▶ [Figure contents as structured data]
——

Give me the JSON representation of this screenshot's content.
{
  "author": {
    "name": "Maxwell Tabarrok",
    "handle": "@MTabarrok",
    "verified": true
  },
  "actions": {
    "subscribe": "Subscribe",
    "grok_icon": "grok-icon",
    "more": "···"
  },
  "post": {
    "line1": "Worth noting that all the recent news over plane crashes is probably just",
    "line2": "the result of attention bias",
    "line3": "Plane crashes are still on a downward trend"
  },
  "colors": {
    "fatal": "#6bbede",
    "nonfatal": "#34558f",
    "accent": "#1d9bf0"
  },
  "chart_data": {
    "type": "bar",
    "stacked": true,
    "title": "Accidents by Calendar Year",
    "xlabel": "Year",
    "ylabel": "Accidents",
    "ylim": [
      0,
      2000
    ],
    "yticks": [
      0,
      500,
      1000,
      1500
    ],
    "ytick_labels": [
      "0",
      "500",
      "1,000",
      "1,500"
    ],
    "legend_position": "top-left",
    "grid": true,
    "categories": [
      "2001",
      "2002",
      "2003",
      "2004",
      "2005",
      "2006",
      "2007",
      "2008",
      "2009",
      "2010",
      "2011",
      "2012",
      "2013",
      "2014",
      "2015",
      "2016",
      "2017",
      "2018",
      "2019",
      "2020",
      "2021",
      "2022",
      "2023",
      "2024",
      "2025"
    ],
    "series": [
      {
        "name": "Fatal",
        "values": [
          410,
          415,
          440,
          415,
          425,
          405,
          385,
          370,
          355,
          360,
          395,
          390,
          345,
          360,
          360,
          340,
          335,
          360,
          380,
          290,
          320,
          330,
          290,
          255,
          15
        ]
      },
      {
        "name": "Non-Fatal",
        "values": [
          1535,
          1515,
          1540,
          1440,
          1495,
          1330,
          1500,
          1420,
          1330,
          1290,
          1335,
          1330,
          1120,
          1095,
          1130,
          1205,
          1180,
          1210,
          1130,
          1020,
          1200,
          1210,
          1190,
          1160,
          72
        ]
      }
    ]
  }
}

——

▶ [What is expected] Using the data above, copy each line that contains "Year".

▶ [Expected answer]
    "title": "Accidents by Calendar Year",
    "xlabel": "Year",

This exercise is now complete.